## SHORT PROBLEM
Output every record word for word.

Source data
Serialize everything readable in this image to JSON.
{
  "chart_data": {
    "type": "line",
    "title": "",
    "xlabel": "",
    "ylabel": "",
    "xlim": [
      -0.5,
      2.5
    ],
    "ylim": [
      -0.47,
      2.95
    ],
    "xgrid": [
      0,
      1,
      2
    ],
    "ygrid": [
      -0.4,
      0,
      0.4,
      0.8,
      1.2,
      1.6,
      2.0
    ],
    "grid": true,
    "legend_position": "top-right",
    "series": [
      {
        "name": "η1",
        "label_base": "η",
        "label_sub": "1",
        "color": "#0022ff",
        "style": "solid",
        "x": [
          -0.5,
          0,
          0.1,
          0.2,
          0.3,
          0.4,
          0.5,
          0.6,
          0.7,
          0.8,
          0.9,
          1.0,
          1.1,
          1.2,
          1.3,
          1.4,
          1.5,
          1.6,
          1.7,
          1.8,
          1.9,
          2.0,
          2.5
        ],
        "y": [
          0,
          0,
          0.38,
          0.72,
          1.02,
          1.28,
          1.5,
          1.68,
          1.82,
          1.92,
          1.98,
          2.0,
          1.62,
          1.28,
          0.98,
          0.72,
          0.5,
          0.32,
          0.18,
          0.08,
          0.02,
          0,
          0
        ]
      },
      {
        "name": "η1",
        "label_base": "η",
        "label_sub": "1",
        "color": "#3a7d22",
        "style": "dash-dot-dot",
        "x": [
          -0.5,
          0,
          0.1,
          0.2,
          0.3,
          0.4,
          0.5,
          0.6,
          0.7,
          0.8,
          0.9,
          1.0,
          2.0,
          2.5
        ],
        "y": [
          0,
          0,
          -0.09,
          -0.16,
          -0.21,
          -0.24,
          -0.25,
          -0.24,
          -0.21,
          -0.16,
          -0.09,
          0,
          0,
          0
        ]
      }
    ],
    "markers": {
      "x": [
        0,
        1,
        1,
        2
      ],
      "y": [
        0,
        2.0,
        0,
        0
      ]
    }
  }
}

## ANSWER IN FULL
Serialize everything readable in this image to JSON.
{
  "chart_data": {
    "type": "line",
    "title": "",
    "xlabel": "",
    "ylabel": "",
    "xlim": [
      -0.5,
      2.5
    ],
    "ylim": [
      -0.47,
      2.95
    ],
    "xgrid": [
      0,
      1,
      2
    ],
    "ygrid": [
      -0.4,
      0,
      0.4,
      0.8,
      1.2,
      1.6,
      2.0
    ],
    "grid": true,
    "legend_position": "top-right",
    "series": [
      {
        "name": "η1",
        "label_base": "η",
        "label_sub": "1",
        "color": "#0022ff",
        "style": "solid",
        "x": [
          -0.5,
          0,
          0.1,
          0.2,
          0.3,
          0.4,
          0.5,
          0.6,
          0.7,
          0.8,
          0.9,
          1.0,
          1.1,
          1.2,
          1.3,
          1.4,
          1.5,
          1.6,
          1.7,
          1.8,
          1.9,
          2.0,
          2.5
        ],
        "y": [
          0,
          0,
          0.38,
          0.72,
          1.02,
          1.28,
          1.5,
          1.68,
          1.82,
          1.92,
          1.98,
          2.0,
          1.62,
          1.28,
          0.98,
          0.72,
          0.5,
          0.32,
          0.18,
          0.08,
          0.02,
          0,
          0
        ]
      },
      {
        "name": "η1",
        "label_base": "η",
        "label_sub": "1",
        "color": "#3a7d22",
        "style": "dash-dot-dot",
        "x": [
          -0.5,
          0,
          0.1,
          0.2,
          0.3,
          0.4,
          0.5,
          0.6,
          0.7,
          0.8,
          0.9,
          1.0,
          2.0,
          2.5
        ],
        "y": [
          0,
          0,
          -0.09,
          -0.16,
          -0.21,
          -0.24,
          -0.25,
          -0.24,
          -0.21,
          -0.16,
          -0.09,
          0,
          0,
          0
        ]
      }
    ],
    "markers": {
      "x": [
        0,
        1,
        1,
        2
      ],
      "y": [
        0,
        2.0,
        0,
        0
      ]
    }
  }
}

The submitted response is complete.